● **Your instructions**: Transcribe each line of the records below exactly, excluding any embedded images.

● **Record list**:
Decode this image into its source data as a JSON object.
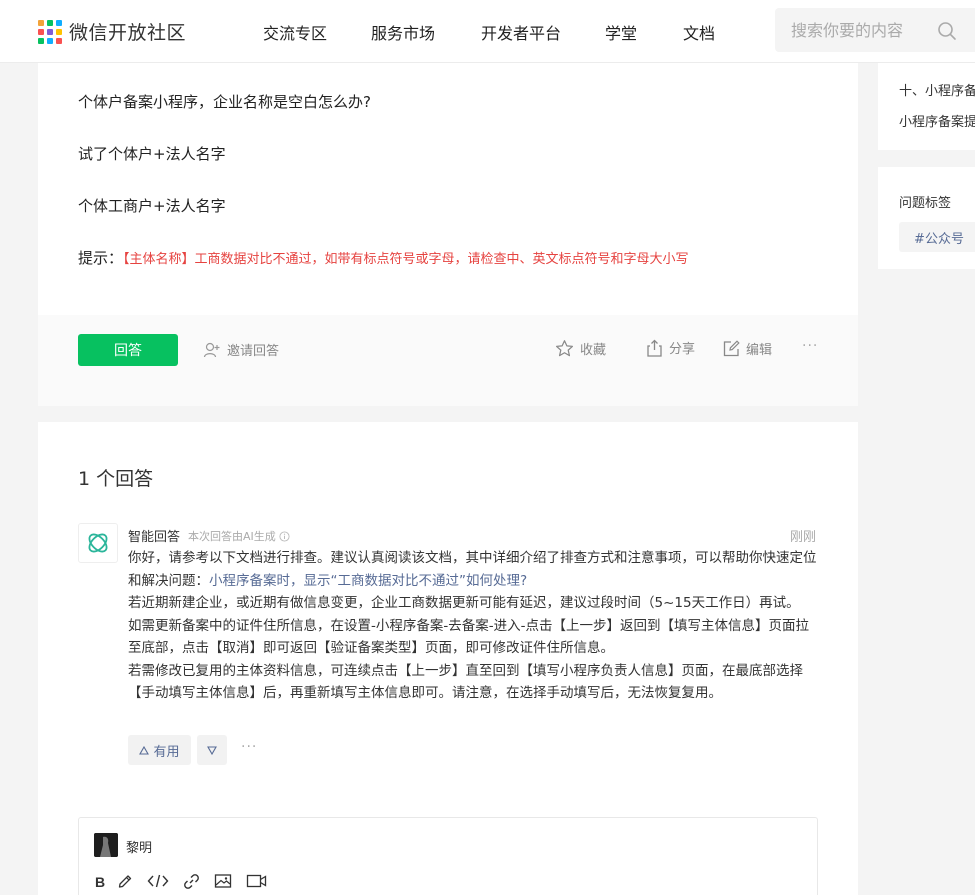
{
  "header": {
    "logo_text": "微信开放社区",
    "nav": [
      "交流专区",
      "服务市场",
      "开发者平台",
      "学堂",
      "文档"
    ],
    "search_placeholder": "搜索你要的内容",
    "logo_colors": [
      "#f2a33a",
      "#07c160",
      "#10aeff",
      "#fa5151",
      "#7f5cd7",
      "#ffc300",
      "#07c160",
      "#10aeff",
      "#fa5151"
    ]
  },
  "question": {
    "lines": [
      "个体户备案小程序，企业名称是空白怎么办?",
      "试了个体户+法人名字",
      "个体工商户+法人名字"
    ],
    "hint_label": "提示：",
    "hint_text": "【主体名称】工商数据对比不通过，如带有标点符号或字母，请检查中、英文标点符号和字母大小写",
    "answer_button": "回答",
    "invite": "邀请回答",
    "favorite": "收藏",
    "share": "分享",
    "edit": "编辑",
    "more": "···"
  },
  "answers": {
    "count_label": "1 个回答",
    "ai": {
      "name": "智能回答",
      "subtitle": "本次回答由AI生成",
      "time": "刚刚",
      "intro": "你好，请参考以下文档进行排查。建议认真阅读该文档，其中详细介绍了排查方式和注意事项，可以帮助你快速定位和解决问题：",
      "link": "小程序备案时，显示“工商数据对比不通过”如何处理?",
      "p1": "若近期新建企业，或近期有做信息变更，企业工商数据更新可能有延迟，建议过段时间（5~15天工作日）再试。",
      "p2": "如需更新备案中的证件住所信息，在设置-小程序备案-去备案-进入-点击【上一步】返回到【填写主体信息】页面拉至底部，点击【取消】即可返回【验证备案类型】页面，即可修改证件住所信息。",
      "p3": "若需修改已复用的主体资料信息，可连续点击【上一步】直至回到【填写小程序负责人信息】页面，在最底部选择【手动填写主体信息】后，再重新填写主体信息即可。请注意，在选择手动填写后，无法恢复复用。",
      "useful": "有用",
      "more": "···"
    },
    "editor": {
      "user": "黎明",
      "bold": "B"
    }
  },
  "sidebar": {
    "related": [
      "十、小程序备",
      "小程序备案提"
    ],
    "tags_title": "问题标签",
    "tag": "#公众号"
  }
}
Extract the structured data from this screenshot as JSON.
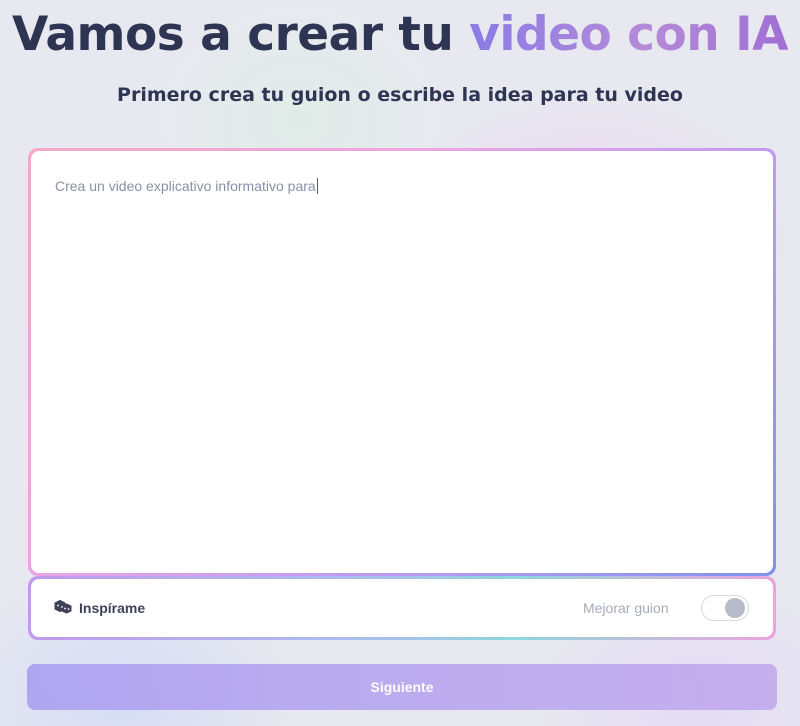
{
  "header": {
    "title_main": "Vamos a crear tu",
    "title_accent": "video con IA",
    "subtitle": "Primero crea tu guion o escribe la idea para tu video"
  },
  "editor": {
    "value": "Crea un video explicativo informativo para"
  },
  "options": {
    "inspire_icon": "dice-icon",
    "inspire_label": "Inspírame",
    "improve_label": "Mejorar guion",
    "improve_enabled": false
  },
  "footer": {
    "next_label": "Siguiente"
  },
  "colors": {
    "heading": "#2e3553",
    "accent_start": "#8a7be6",
    "accent_end": "#a06fd4",
    "button": "#b7a6ef"
  }
}
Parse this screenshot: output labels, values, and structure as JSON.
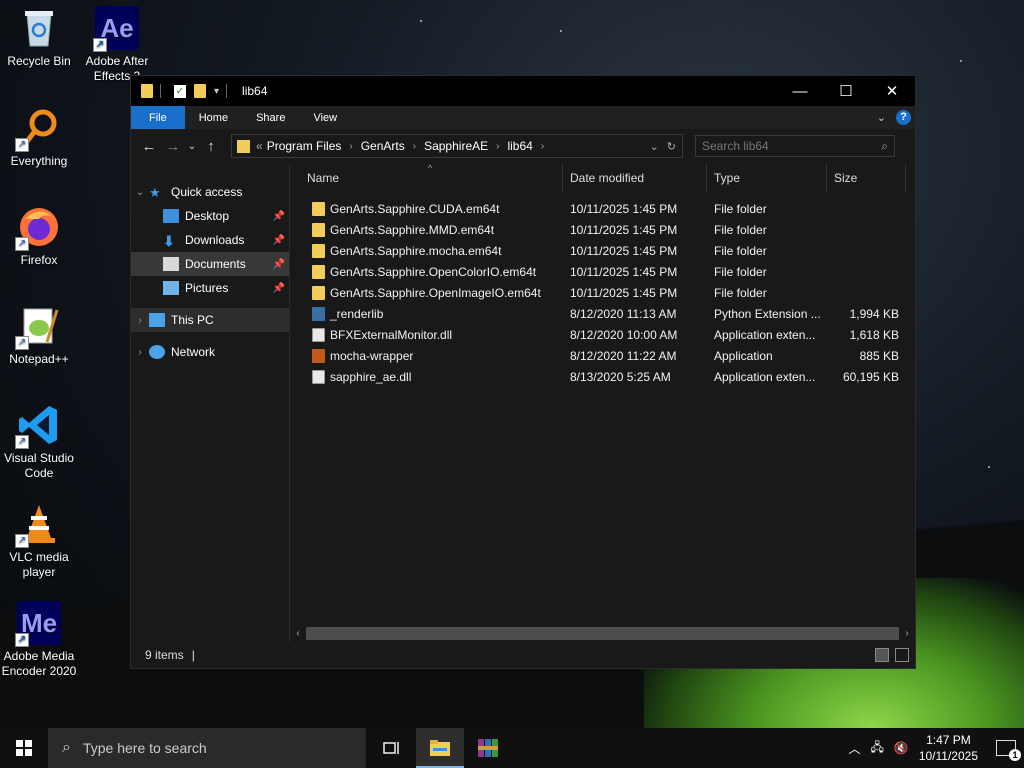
{
  "desktop": {
    "icons": [
      {
        "label": "Recycle Bin",
        "icon": "recycle-bin-icon"
      },
      {
        "label": "Adobe After Effects 2",
        "icon": "after-effects-icon"
      },
      {
        "label": "Everything",
        "icon": "everything-search-icon"
      },
      {
        "label": "Firefox",
        "icon": "firefox-icon"
      },
      {
        "label": "Notepad++",
        "icon": "notepadpp-icon"
      },
      {
        "label": "Visual Studio Code",
        "icon": "vscode-icon"
      },
      {
        "label": "VLC media player",
        "icon": "vlc-icon"
      },
      {
        "label": "Adobe Media Encoder 2020",
        "icon": "media-encoder-icon"
      }
    ],
    "ae_glyph": "Ae",
    "me_glyph": "Me"
  },
  "window": {
    "title": "lib64",
    "controls": {
      "minimize": "—",
      "maximize": "☐",
      "close": "✕"
    }
  },
  "ribbon": {
    "tabs": [
      "File",
      "Home",
      "Share",
      "View"
    ],
    "help": "?"
  },
  "address": {
    "overflow": "«",
    "crumbs": [
      "Program Files",
      "GenArts",
      "SapphireAE",
      "lib64"
    ]
  },
  "search": {
    "placeholder": "Search lib64"
  },
  "nav": {
    "items": [
      {
        "label": "Quick access"
      },
      {
        "label": "Desktop"
      },
      {
        "label": "Downloads"
      },
      {
        "label": "Documents"
      },
      {
        "label": "Pictures"
      },
      {
        "label": "This PC"
      },
      {
        "label": "Network"
      }
    ]
  },
  "columns": {
    "name": "Name",
    "date": "Date modified",
    "type": "Type",
    "size": "Size"
  },
  "files": [
    {
      "name": "GenArts.Sapphire.CUDA.em64t",
      "date": "10/11/2025 1:45 PM",
      "type": "File folder",
      "size": "",
      "kind": "folder"
    },
    {
      "name": "GenArts.Sapphire.MMD.em64t",
      "date": "10/11/2025 1:45 PM",
      "type": "File folder",
      "size": "",
      "kind": "folder"
    },
    {
      "name": "GenArts.Sapphire.mocha.em64t",
      "date": "10/11/2025 1:45 PM",
      "type": "File folder",
      "size": "",
      "kind": "folder"
    },
    {
      "name": "GenArts.Sapphire.OpenColorIO.em64t",
      "date": "10/11/2025 1:45 PM",
      "type": "File folder",
      "size": "",
      "kind": "folder"
    },
    {
      "name": "GenArts.Sapphire.OpenImageIO.em64t",
      "date": "10/11/2025 1:45 PM",
      "type": "File folder",
      "size": "",
      "kind": "folder"
    },
    {
      "name": "_renderlib",
      "date": "8/12/2020 11:13 AM",
      "type": "Python Extension ...",
      "size": "1,994 KB",
      "kind": "python"
    },
    {
      "name": "BFXExternalMonitor.dll",
      "date": "8/12/2020 10:00 AM",
      "type": "Application exten...",
      "size": "1,618 KB",
      "kind": "dll"
    },
    {
      "name": "mocha-wrapper",
      "date": "8/12/2020 11:22 AM",
      "type": "Application",
      "size": "885 KB",
      "kind": "app"
    },
    {
      "name": "sapphire_ae.dll",
      "date": "8/13/2020 5:25 AM",
      "type": "Application exten...",
      "size": "60,195 KB",
      "kind": "dll"
    }
  ],
  "status": {
    "count": "9 items",
    "cursor": "|"
  },
  "taskbar": {
    "search_placeholder": "Type here to search",
    "time": "1:47 PM",
    "date": "10/11/2025",
    "notifications": "1"
  }
}
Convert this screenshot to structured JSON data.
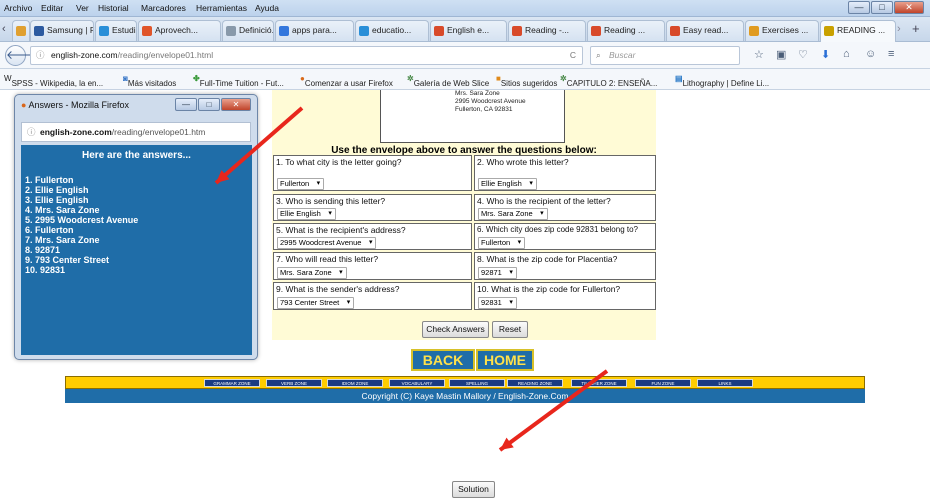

● **Finished answer**:
Decode this image into its source data as a JSON object.
{
  "header": {
    "logo_text": "微信开放社区",
    "nav": [
      "交流专区",
      "服务市场",
      "开发者平台",
      "学堂",
      "文档"
    ],
    "search_placeholder": "搜索你要的内容",
    "logo_colors": [
      "#f2a33a",
      "#07c160",
      "#10aeff",
      "#fa5151",
      "#7f5cd7",
      "#ffc300",
      "#07c160",
      "#10aeff",
      "#fa5151"
    ]
  },
  "question": {
    "lines": [
      "个体户备案小程序，企业名称是空白怎么办?",
      "试了个体户+法人名字",
      "个体工商户+法人名字"
    ],
    "hint_label": "提示：",
    "hint_text": "【主体名称】工商数据对比不通过，如带有标点符号或字母，请检查中、英文标点符号和字母大小写",
    "answer_button": "回答",
    "invite": "邀请回答",
    "favorite": "收藏",
    "share": "分享",
    "edit": "编辑",
    "more": "···"
  },
  "answers": {
    "count_label": "1 个回答",
    "ai": {
      "name": "智能回答",
      "subtitle": "本次回答由AI生成",
      "time": "刚刚",
      "intro": "你好，请参考以下文档进行排查。建议认真阅读该文档，其中详细介绍了排查方式和注意事项，可以帮助你快速定位和解决问题：",
      "link": "小程序备案时，显示“工商数据对比不通过”如何处理?",
      "p1": "若近期新建企业，或近期有做信息变更，企业工商数据更新可能有延迟，建议过段时间（5~15天工作日）再试。",
      "p2": "如需更新备案中的证件住所信息，在设置-小程序备案-去备案-进入-点击【上一步】返回到【填写主体信息】页面拉至底部，点击【取消】即可返回【验证备案类型】页面，即可修改证件住所信息。",
      "p3": "若需修改已复用的主体资料信息，可连续点击【上一步】直至回到【填写小程序负责人信息】页面，在最底部选择【手动填写主体信息】后，再重新填写主体信息即可。请注意，在选择手动填写后，无法恢复复用。",
      "useful": "有用",
      "more": "···"
    },
    "editor": {
      "user": "黎明",
      "bold": "B"
    }
  },
  "sidebar": {
    "related": [
      "十、小程序备",
      "小程序备案提"
    ],
    "tags_title": "问题标签",
    "tag": "#公众号"
  }
}
Extract the structured data from this screenshot as JSON.
{
  "header": {
    "title_main": "Vamos a crear tu",
    "title_accent": "video con IA",
    "subtitle": "Primero crea tu guion o escribe la idea para tu video"
  },
  "editor": {
    "value": "Crea un video explicativo informativo para"
  },
  "options": {
    "inspire_icon": "dice-icon",
    "inspire_label": "Inspírame",
    "improve_label": "Mejorar guion",
    "improve_enabled": false
  },
  "footer": {
    "next_label": "Siguiente"
  },
  "colors": {
    "heading": "#2e3553",
    "accent_start": "#8a7be6",
    "accent_end": "#a06fd4",
    "button": "#b7a6ef"
  }
}
Parse this screenshot: output labels, values, and structure as JSON.
{
  "desktop": {
    "icons": [
      {
        "label": "Recycle Bin",
        "icon": "recycle-bin-icon"
      },
      {
        "label": "Adobe After Effects 2",
        "icon": "after-effects-icon"
      },
      {
        "label": "Everything",
        "icon": "everything-search-icon"
      },
      {
        "label": "Firefox",
        "icon": "firefox-icon"
      },
      {
        "label": "Notepad++",
        "icon": "notepadpp-icon"
      },
      {
        "label": "Visual Studio Code",
        "icon": "vscode-icon"
      },
      {
        "label": "VLC media player",
        "icon": "vlc-icon"
      },
      {
        "label": "Adobe Media Encoder 2020",
        "icon": "media-encoder-icon"
      }
    ],
    "ae_glyph": "Ae",
    "me_glyph": "Me"
  },
  "window": {
    "title": "lib64",
    "controls": {
      "minimize": "—",
      "maximize": "☐",
      "close": "✕"
    }
  },
  "ribbon": {
    "tabs": [
      "File",
      "Home",
      "Share",
      "View"
    ],
    "help": "?"
  },
  "address": {
    "overflow": "«",
    "crumbs": [
      "Program Files",
      "GenArts",
      "SapphireAE",
      "lib64"
    ]
  },
  "search": {
    "placeholder": "Search lib64"
  },
  "nav": {
    "items": [
      {
        "label": "Quick access"
      },
      {
        "label": "Desktop"
      },
      {
        "label": "Downloads"
      },
      {
        "label": "Documents"
      },
      {
        "label": "Pictures"
      },
      {
        "label": "This PC"
      },
      {
        "label": "Network"
      }
    ]
  },
  "columns": {
    "name": "Name",
    "date": "Date modified",
    "type": "Type",
    "size": "Size"
  },
  "files": [
    {
      "name": "GenArts.Sapphire.CUDA.em64t",
      "date": "10/11/2025 1:45 PM",
      "type": "File folder",
      "size": "",
      "kind": "folder"
    },
    {
      "name": "GenArts.Sapphire.MMD.em64t",
      "date": "10/11/2025 1:45 PM",
      "type": "File folder",
      "size": "",
      "kind": "folder"
    },
    {
      "name": "GenArts.Sapphire.mocha.em64t",
      "date": "10/11/2025 1:45 PM",
      "type": "File folder",
      "size": "",
      "kind": "folder"
    },
    {
      "name": "GenArts.Sapphire.OpenColorIO.em64t",
      "date": "10/11/2025 1:45 PM",
      "type": "File folder",
      "size": "",
      "kind": "folder"
    },
    {
      "name": "GenArts.Sapphire.OpenImageIO.em64t",
      "date": "10/11/2025 1:45 PM",
      "type": "File folder",
      "size": "",
      "kind": "folder"
    },
    {
      "name": "_renderlib",
      "date": "8/12/2020 11:13 AM",
      "type": "Python Extension ...",
      "size": "1,994 KB",
      "kind": "python"
    },
    {
      "name": "BFXExternalMonitor.dll",
      "date": "8/12/2020 10:00 AM",
      "type": "Application exten...",
      "size": "1,618 KB",
      "kind": "dll"
    },
    {
      "name": "mocha-wrapper",
      "date": "8/12/2020 11:22 AM",
      "type": "Application",
      "size": "885 KB",
      "kind": "app"
    },
    {
      "name": "sapphire_ae.dll",
      "date": "8/13/2020 5:25 AM",
      "type": "Application exten...",
      "size": "60,195 KB",
      "kind": "dll"
    }
  ],
  "status": {
    "count": "9 items",
    "cursor": "|"
  },
  "taskbar": {
    "search_placeholder": "Type here to search",
    "time": "1:47 PM",
    "date": "10/11/2025",
    "notifications": "1"
  }
}
Convert this screenshot to structured JSON data.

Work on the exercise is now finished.